**JOB**. Copy out everything from the first line below down to the line containing "file-number: No.17/3/2025 -EO", including both of those lines.

Element and coordinate lines:
--------------------------------------------------

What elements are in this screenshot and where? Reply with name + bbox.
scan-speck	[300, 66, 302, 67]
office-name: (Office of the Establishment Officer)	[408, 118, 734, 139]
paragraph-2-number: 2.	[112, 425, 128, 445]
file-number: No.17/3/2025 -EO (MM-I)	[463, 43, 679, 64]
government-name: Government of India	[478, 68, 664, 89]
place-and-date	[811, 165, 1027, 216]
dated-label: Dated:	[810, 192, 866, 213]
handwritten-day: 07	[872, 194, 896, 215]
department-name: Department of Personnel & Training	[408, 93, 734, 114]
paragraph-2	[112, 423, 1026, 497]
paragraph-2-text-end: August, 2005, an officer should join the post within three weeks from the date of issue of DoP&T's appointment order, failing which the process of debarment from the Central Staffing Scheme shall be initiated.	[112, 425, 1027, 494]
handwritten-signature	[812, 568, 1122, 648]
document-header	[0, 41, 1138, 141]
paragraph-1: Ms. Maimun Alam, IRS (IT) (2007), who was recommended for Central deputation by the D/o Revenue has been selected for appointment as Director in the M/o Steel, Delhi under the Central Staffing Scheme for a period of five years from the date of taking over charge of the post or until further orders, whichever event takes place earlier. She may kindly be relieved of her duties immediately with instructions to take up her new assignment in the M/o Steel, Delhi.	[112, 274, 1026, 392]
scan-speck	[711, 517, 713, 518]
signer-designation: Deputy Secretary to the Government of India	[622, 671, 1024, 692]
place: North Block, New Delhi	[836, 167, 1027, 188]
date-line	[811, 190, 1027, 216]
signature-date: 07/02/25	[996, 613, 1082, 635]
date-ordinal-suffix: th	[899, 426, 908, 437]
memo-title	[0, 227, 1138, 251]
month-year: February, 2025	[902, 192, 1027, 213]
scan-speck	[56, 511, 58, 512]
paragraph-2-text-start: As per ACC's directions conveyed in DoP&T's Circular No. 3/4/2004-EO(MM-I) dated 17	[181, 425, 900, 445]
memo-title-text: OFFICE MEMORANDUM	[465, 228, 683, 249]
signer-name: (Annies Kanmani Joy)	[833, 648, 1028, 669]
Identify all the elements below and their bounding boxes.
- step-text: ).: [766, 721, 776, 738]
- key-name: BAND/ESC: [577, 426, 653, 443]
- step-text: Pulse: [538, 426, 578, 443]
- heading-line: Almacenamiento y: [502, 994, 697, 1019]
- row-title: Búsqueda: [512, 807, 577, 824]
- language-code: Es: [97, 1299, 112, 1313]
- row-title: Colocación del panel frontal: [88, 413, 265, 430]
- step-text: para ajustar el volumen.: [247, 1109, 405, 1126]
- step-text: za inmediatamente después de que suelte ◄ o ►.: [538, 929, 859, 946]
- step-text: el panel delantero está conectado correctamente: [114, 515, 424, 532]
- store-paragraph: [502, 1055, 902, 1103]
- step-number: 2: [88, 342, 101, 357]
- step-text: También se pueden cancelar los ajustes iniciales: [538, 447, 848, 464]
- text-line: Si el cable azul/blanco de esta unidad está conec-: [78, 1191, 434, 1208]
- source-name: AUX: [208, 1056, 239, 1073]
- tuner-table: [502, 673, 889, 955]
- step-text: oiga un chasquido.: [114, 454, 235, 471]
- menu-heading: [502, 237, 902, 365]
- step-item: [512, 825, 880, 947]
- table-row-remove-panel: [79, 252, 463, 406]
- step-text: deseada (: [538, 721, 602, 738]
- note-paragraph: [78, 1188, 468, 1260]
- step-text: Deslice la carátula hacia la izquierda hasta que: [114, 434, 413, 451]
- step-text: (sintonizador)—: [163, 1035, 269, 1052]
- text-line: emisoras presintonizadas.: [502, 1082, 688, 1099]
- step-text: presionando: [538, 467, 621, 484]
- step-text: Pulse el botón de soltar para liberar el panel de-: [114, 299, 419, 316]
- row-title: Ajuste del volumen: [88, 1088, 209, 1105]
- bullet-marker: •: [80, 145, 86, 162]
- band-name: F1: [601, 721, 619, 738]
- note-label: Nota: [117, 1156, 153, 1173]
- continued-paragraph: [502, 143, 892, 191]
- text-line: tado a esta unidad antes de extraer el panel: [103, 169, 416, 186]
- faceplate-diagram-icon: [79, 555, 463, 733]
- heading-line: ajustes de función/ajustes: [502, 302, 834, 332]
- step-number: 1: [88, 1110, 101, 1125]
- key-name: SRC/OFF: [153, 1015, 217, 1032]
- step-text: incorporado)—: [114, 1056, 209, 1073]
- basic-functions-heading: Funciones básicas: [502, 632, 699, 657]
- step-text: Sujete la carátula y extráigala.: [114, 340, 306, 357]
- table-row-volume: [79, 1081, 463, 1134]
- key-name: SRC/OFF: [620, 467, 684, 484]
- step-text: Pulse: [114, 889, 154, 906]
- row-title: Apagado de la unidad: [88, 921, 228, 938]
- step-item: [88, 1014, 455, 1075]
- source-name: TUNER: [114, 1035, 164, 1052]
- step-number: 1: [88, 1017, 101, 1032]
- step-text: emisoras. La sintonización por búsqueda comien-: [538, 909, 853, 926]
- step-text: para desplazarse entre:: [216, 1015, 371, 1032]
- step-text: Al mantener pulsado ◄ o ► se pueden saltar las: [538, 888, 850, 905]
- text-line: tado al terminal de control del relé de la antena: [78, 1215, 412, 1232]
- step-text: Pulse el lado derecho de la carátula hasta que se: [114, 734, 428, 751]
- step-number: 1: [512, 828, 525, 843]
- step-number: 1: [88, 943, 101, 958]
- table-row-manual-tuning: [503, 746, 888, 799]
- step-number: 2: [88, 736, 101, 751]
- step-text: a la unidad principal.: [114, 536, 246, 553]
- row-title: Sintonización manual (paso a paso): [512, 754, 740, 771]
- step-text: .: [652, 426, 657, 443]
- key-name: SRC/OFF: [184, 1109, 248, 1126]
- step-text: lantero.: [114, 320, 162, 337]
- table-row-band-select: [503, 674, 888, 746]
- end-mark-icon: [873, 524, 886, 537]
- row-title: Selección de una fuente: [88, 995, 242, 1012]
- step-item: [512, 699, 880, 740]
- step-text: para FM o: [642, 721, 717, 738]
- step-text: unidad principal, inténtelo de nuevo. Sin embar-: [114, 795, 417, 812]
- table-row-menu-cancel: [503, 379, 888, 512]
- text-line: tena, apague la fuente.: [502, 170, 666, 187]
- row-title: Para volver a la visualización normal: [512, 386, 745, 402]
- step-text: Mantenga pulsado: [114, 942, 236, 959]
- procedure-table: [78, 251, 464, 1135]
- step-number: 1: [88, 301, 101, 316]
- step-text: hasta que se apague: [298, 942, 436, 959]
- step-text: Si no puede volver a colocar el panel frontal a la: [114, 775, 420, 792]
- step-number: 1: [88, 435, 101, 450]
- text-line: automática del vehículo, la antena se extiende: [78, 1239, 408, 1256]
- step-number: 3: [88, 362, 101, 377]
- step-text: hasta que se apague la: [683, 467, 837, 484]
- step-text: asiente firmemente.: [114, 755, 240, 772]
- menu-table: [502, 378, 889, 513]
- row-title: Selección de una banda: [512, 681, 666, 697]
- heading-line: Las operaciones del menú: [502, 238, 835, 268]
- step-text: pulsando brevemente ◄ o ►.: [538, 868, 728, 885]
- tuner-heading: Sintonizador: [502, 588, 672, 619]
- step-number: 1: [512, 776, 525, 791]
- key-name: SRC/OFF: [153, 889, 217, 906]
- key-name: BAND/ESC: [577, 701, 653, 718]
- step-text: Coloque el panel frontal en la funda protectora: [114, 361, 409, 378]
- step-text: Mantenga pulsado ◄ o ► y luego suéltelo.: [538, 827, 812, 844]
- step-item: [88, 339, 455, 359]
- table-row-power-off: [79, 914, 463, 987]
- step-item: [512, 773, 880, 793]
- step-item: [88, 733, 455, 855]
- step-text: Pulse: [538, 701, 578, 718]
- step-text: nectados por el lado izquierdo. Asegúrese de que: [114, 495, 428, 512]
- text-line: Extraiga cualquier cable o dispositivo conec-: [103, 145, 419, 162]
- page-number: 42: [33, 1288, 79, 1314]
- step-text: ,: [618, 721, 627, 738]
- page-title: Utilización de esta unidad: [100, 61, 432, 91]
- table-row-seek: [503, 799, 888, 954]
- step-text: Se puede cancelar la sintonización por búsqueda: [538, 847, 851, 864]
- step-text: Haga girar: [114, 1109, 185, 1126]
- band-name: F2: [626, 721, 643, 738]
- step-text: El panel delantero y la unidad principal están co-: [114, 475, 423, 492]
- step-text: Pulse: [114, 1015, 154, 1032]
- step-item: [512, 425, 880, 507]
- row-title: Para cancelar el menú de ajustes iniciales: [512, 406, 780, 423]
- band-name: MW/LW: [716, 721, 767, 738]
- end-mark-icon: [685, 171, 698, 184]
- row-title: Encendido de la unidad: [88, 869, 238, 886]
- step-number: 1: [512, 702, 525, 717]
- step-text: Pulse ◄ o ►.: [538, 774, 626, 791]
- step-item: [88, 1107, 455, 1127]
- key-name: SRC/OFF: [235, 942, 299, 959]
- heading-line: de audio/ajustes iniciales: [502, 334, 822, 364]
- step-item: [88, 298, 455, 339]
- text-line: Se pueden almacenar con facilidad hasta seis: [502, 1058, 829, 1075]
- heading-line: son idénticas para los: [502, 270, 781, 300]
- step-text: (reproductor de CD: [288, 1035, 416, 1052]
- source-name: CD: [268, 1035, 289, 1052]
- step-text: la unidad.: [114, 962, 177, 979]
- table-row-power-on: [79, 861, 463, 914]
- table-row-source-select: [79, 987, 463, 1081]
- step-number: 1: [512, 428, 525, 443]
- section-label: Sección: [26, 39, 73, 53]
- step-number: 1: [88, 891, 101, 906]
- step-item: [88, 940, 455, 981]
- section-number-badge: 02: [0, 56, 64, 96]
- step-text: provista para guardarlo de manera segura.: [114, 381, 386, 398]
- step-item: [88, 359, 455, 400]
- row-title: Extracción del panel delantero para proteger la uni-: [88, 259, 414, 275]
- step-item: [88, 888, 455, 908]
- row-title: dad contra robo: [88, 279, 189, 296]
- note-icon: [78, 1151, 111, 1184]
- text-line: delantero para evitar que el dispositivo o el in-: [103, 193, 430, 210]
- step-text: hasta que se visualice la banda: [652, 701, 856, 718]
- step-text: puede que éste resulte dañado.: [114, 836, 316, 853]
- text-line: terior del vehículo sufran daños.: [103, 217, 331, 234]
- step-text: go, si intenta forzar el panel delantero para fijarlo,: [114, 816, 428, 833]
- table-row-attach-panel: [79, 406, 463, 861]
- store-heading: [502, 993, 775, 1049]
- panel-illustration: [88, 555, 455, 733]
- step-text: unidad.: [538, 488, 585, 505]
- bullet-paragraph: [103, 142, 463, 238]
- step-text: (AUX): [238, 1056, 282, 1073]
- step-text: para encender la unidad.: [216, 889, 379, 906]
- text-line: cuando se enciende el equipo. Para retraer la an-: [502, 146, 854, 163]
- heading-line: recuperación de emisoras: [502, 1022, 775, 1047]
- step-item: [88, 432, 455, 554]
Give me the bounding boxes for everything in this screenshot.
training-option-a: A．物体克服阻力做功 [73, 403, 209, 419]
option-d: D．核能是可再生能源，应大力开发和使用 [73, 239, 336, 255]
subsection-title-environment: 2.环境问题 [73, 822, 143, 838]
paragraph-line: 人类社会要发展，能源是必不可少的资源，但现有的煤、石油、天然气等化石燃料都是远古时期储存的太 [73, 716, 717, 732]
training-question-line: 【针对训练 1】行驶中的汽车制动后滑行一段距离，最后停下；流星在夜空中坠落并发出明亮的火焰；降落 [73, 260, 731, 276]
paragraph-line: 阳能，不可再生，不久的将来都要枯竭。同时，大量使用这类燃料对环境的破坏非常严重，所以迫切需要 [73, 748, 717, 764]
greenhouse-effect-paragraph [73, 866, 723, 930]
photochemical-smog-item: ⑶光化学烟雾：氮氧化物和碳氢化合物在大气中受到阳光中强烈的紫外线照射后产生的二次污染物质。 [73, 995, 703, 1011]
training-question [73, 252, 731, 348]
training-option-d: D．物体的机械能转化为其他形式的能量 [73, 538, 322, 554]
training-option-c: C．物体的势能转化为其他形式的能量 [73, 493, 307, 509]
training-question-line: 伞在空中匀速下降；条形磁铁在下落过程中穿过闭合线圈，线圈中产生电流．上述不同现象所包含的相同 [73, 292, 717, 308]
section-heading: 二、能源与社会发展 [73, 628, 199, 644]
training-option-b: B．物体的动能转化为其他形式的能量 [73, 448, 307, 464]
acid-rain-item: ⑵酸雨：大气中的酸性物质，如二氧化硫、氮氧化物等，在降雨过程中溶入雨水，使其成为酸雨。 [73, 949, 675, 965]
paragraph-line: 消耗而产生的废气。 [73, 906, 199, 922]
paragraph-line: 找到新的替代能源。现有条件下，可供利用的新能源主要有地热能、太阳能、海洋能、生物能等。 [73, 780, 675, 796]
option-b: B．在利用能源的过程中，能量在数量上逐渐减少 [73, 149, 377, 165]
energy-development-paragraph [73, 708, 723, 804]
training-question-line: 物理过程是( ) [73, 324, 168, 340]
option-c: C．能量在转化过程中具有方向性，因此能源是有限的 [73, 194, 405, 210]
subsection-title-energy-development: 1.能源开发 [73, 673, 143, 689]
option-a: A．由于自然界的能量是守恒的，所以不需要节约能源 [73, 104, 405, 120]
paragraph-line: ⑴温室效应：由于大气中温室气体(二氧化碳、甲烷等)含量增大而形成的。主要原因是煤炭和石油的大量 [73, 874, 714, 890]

--------------------------------------------------

**EXPECTED OUTPUT**.
What elements are in this screenshot and where? Reply with name + bbox.
scan-speck	[300, 66, 302, 67]
office-name: (Office of the Establishment Officer)	[408, 118, 734, 139]
paragraph-2-number: 2.	[112, 425, 128, 445]
file-number: No.17/3/2025 -EO (MM-I)	[463, 43, 679, 64]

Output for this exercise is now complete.